__Quoted passage__.

Why are there gaps in Kubernetes monitoring of a cluster after I change the Kubernetes settings for this cluster?

Peter_Jelitsch1 · ‎22 Dec 2023

Short gaps in monitoring of one to two minutes is an expected behavior.

Why does this happen?

When the settings for a Kubernetes cluster change, the old configuration is removed from the ActiveGate, and the system tries to find the most appropriate ActiveGate to monitor the Kubernetes cluster with the new settings. Once the best matching ActiveGate is known, the monitoring with the new configuration starts on the assigned ActiveGate. Depending on the data (different metric types, events, etc.) it may take up to two minutes until monitoring resumes.

Example

We turn off monitoring events.

With the following command, we can see the change in the monitoring state of the ActiveGate involved. (For this example we have one containerized ActiveGate in the monitored Kubernetes cluster.)

watch 'kubectl logs -n dynatrace k8s8459-activegate-0 2> /dev/null | grep -E "Configuration (added|updated|removed)" | tail -8'

We see that at 11:18 UTC, the (old) monitoring configuration is removed and at 11:19 UTC the new configuration becomes active.

(Stored entries)

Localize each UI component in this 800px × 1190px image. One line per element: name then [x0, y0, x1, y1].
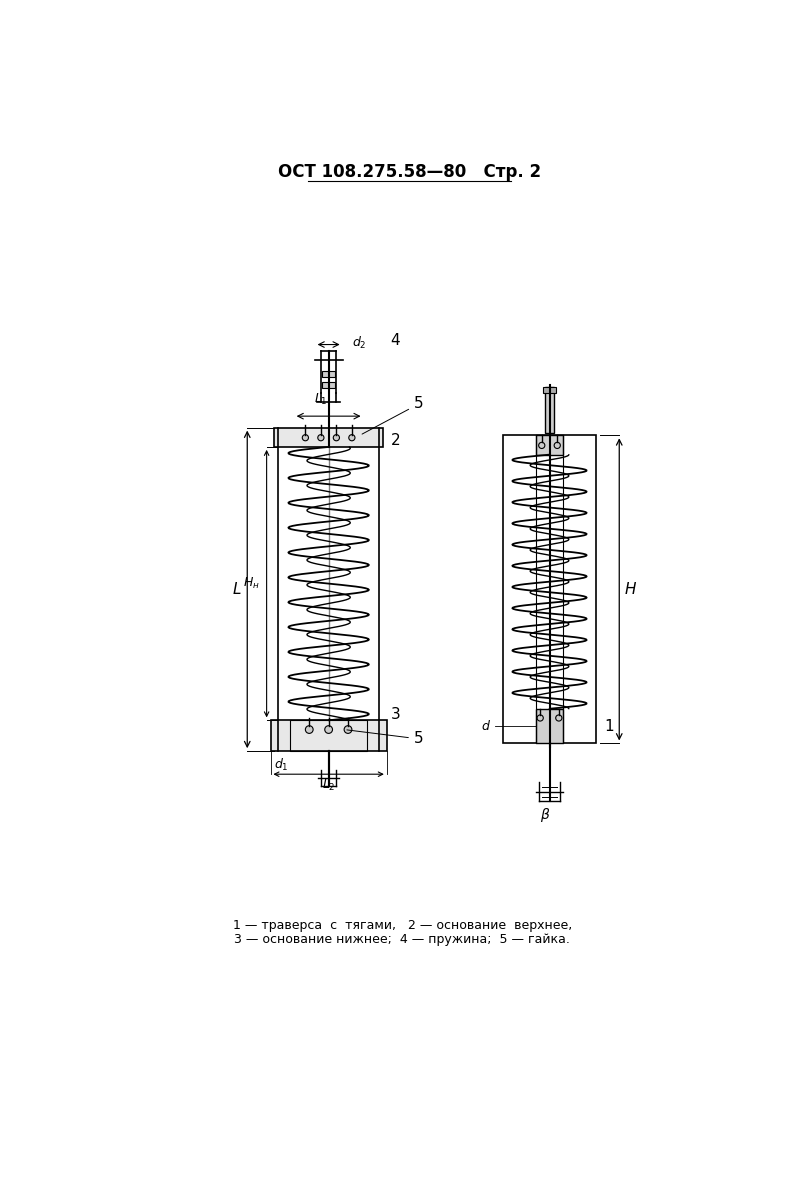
Circle shape	[554, 443, 560, 449]
Circle shape	[556, 715, 562, 721]
Circle shape	[349, 434, 355, 440]
Text: 4: 4	[390, 333, 400, 349]
Bar	[290, 720, 367, 751]
Circle shape	[334, 434, 339, 440]
Text: 1 — траверса  с  тягами,   2 — основание  верхнее,: 1 — траверса с тягами, 2 — основание вер…	[233, 920, 572, 933]
Circle shape	[537, 715, 543, 721]
Circle shape	[344, 726, 352, 733]
Circle shape	[302, 434, 309, 440]
Bar	[274, 427, 383, 447]
Bar	[503, 436, 596, 744]
Text: $β$: $β$	[541, 806, 551, 823]
Bar	[322, 371, 335, 377]
Bar	[270, 720, 386, 751]
Text: $d_1$: $d_1$	[274, 757, 289, 774]
Text: $d_2$: $d_2$	[352, 334, 366, 351]
Bar	[543, 387, 556, 393]
Text: 2: 2	[390, 433, 400, 449]
Bar	[545, 387, 554, 433]
Text: 5: 5	[362, 396, 423, 434]
Bar	[322, 382, 335, 388]
Circle shape	[325, 726, 333, 733]
Text: ОСТ 108.275.58—80   Стр. 2: ОСТ 108.275.58—80 Стр. 2	[278, 163, 542, 181]
Text: $L$: $L$	[232, 582, 241, 597]
Text: $d$: $d$	[481, 720, 491, 733]
Circle shape	[538, 443, 545, 449]
Text: 3 — основание нижнее;  4 — пружина;  5 — гайка.: 3 — основание нижнее; 4 — пружина; 5 — г…	[234, 933, 570, 946]
Text: 5: 5	[347, 729, 423, 746]
Text: $H$: $H$	[623, 582, 637, 597]
Bar	[535, 436, 563, 455]
Text: 3: 3	[390, 707, 400, 721]
Bar	[535, 709, 563, 744]
Circle shape	[306, 726, 313, 733]
Text: $L_1$: $L_1$	[314, 392, 328, 407]
Circle shape	[318, 434, 324, 440]
Text: $L_2$: $L_2$	[322, 777, 335, 793]
Text: $H_н$: $H_н$	[242, 576, 259, 591]
Text: $1$: $1$	[604, 719, 614, 734]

__Task instructions__.
According to the text on Kubernetes monitoring gaps, how long may it take for monitoring to resume after a cluster's settings change?

__Exercise response__.
Up to two minutes.